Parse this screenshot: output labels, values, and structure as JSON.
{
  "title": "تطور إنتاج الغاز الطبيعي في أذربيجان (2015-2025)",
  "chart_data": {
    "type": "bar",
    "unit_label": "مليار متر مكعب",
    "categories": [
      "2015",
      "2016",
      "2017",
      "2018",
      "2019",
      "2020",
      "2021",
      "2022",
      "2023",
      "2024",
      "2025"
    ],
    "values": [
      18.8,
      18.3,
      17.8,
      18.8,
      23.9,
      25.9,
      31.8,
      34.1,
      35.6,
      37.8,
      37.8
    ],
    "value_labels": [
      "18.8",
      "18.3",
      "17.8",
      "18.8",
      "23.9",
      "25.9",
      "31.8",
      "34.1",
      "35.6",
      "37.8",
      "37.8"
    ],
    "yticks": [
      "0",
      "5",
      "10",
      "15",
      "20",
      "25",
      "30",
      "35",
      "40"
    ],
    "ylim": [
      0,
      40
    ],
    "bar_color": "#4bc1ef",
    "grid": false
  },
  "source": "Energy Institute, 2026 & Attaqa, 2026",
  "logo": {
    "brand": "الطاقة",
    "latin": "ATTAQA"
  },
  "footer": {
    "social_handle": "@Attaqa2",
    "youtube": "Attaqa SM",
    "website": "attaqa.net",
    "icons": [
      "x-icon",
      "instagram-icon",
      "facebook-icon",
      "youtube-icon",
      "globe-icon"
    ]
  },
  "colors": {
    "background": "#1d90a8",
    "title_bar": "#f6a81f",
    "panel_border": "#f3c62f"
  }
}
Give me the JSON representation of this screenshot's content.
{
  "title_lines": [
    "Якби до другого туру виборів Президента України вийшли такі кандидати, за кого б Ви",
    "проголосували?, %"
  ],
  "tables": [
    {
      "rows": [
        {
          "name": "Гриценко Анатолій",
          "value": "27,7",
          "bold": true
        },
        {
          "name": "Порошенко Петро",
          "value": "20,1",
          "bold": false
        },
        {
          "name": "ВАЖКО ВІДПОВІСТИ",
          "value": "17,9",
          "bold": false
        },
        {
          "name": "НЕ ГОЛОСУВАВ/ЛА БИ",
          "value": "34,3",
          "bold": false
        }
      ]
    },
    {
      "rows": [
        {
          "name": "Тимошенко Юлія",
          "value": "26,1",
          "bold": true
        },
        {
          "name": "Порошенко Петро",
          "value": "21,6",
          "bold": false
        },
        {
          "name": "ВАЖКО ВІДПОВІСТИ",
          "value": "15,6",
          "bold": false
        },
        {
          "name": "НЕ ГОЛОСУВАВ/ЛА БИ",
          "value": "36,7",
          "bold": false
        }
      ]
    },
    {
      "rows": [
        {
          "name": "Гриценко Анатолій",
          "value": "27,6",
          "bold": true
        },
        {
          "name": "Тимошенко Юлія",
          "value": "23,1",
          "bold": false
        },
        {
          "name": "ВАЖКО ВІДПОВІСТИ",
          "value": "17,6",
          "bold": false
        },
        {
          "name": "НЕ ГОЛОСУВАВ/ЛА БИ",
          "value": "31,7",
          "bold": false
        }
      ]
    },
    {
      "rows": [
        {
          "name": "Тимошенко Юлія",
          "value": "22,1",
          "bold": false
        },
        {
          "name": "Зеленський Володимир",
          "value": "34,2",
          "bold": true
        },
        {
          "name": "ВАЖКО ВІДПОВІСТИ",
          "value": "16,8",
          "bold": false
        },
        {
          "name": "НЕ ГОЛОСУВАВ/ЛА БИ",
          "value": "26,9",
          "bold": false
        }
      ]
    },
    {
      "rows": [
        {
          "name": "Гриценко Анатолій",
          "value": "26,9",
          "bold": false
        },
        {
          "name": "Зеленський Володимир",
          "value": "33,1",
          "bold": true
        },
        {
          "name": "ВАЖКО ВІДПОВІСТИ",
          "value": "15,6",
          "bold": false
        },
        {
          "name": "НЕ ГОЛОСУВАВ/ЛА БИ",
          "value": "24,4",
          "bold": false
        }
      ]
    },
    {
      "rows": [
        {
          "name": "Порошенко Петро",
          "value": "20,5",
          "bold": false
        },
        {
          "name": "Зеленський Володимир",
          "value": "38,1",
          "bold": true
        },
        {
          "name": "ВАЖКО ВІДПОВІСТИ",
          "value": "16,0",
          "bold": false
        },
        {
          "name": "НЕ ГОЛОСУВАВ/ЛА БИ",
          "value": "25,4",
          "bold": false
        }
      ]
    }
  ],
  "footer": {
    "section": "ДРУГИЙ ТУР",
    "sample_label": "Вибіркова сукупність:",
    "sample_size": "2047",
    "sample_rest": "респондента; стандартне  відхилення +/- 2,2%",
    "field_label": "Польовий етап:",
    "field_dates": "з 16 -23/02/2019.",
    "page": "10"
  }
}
________
Do this → Write out all the entries exactly.

Written answer →
Parse this screenshot: output labels, values, and structure as JSON.
{
  "title": "تطور إنتاج الغاز الطبيعي في أذربيجان (2015-2025)",
  "chart_data": {
    "type": "bar",
    "unit_label": "مليار متر مكعب",
    "categories": [
      "2015",
      "2016",
      "2017",
      "2018",
      "2019",
      "2020",
      "2021",
      "2022",
      "2023",
      "2024",
      "2025"
    ],
    "values": [
      18.8,
      18.3,
      17.8,
      18.8,
      23.9,
      25.9,
      31.8,
      34.1,
      35.6,
      37.8,
      37.8
    ],
    "value_labels": [
      "18.8",
      "18.3",
      "17.8",
      "18.8",
      "23.9",
      "25.9",
      "31.8",
      "34.1",
      "35.6",
      "37.8",
      "37.8"
    ],
    "yticks": [
      "0",
      "5",
      "10",
      "15",
      "20",
      "25",
      "30",
      "35",
      "40"
    ],
    "ylim": [
      0,
      40
    ],
    "bar_color": "#4bc1ef",
    "grid": false
  },
  "source": "Energy Institute, 2026 & Attaqa, 2026",
  "logo": {
    "brand": "الطاقة",
    "latin": "ATTAQA"
  },
  "footer": {
    "social_handle": "@Attaqa2",
    "youtube": "Attaqa SM",
    "website": "attaqa.net",
    "icons": [
      "x-icon",
      "instagram-icon",
      "facebook-icon",
      "youtube-icon",
      "globe-icon"
    ]
  },
  "colors": {
    "background": "#1d90a8",
    "title_bar": "#f6a81f",
    "panel_border": "#f3c62f"
  }
}
Give me the JSON representation of this screenshot's content.
{
  "title_lines": [
    "Якби до другого туру виборів Президента України вийшли такі кандидати, за кого б Ви",
    "проголосували?, %"
  ],
  "tables": [
    {
      "rows": [
        {
          "name": "Гриценко Анатолій",
          "value": "27,7",
          "bold": true
        },
        {
          "name": "Порошенко Петро",
          "value": "20,1",
          "bold": false
        },
        {
          "name": "ВАЖКО ВІДПОВІСТИ",
          "value": "17,9",
          "bold": false
        },
        {
          "name": "НЕ ГОЛОСУВАВ/ЛА БИ",
          "value": "34,3",
          "bold": false
        }
      ]
    },
    {
      "rows": [
        {
          "name": "Тимошенко Юлія",
          "value": "26,1",
          "bold": true
        },
        {
          "name": "Порошенко Петро",
          "value": "21,6",
          "bold": false
        },
        {
          "name": "ВАЖКО ВІДПОВІСТИ",
          "value": "15,6",
          "bold": false
        },
        {
          "name": "НЕ ГОЛОСУВАВ/ЛА БИ",
          "value": "36,7",
          "bold": false
        }
      ]
    },
    {
      "rows": [
        {
          "name": "Гриценко Анатолій",
          "value": "27,6",
          "bold": true
        },
        {
          "name": "Тимошенко Юлія",
          "value": "23,1",
          "bold": false
        },
        {
          "name": "ВАЖКО ВІДПОВІСТИ",
          "value": "17,6",
          "bold": false
        },
        {
          "name": "НЕ ГОЛОСУВАВ/ЛА БИ",
          "value": "31,7",
          "bold": false
        }
      ]
    },
    {
      "rows": [
        {
          "name": "Тимошенко Юлія",
          "value": "22,1",
          "bold": false
        },
        {
          "name": "Зеленський Володимир",
          "value": "34,2",
          "bold": true
        },
        {
          "name": "ВАЖКО ВІДПОВІСТИ",
          "value": "16,8",
          "bold": false
        },
        {
          "name": "НЕ ГОЛОСУВАВ/ЛА БИ",
          "value": "26,9",
          "bold": false
        }
      ]
    },
    {
      "rows": [
        {
          "name": "Гриценко Анатолій",
          "value": "26,9",
          "bold": false
        },
        {
          "name": "Зеленський Володимир",
          "value": "33,1",
          "bold": true
        },
        {
          "name": "ВАЖКО ВІДПОВІСТИ",
          "value": "15,6",
          "bold": false
        },
        {
          "name": "НЕ ГОЛОСУВАВ/ЛА БИ",
          "value": "24,4",
          "bold": false
        }
      ]
    },
    {
      "rows": [
        {
          "name": "Порошенко Петро",
          "value": "20,5",
          "bold": false
        },
        {
          "name": "Зеленський Володимир",
          "value": "38,1",
          "bold": true
        },
        {
          "name": "ВАЖКО ВІДПОВІСТИ",
          "value": "16,0",
          "bold": false
        },
        {
          "name": "НЕ ГОЛОСУВАВ/ЛА БИ",
          "value": "25,4",
          "bold": false
        }
      ]
    }
  ],
  "footer": {
    "section": "ДРУГИЙ ТУР",
    "sample_label": "Вибіркова сукупність:",
    "sample_size": "2047",
    "sample_rest": "респондента; стандартне  відхилення +/- 2,2%",
    "field_label": "Польовий етап:",
    "field_dates": "з 16 -23/02/2019.",
    "page": "10"
  }
}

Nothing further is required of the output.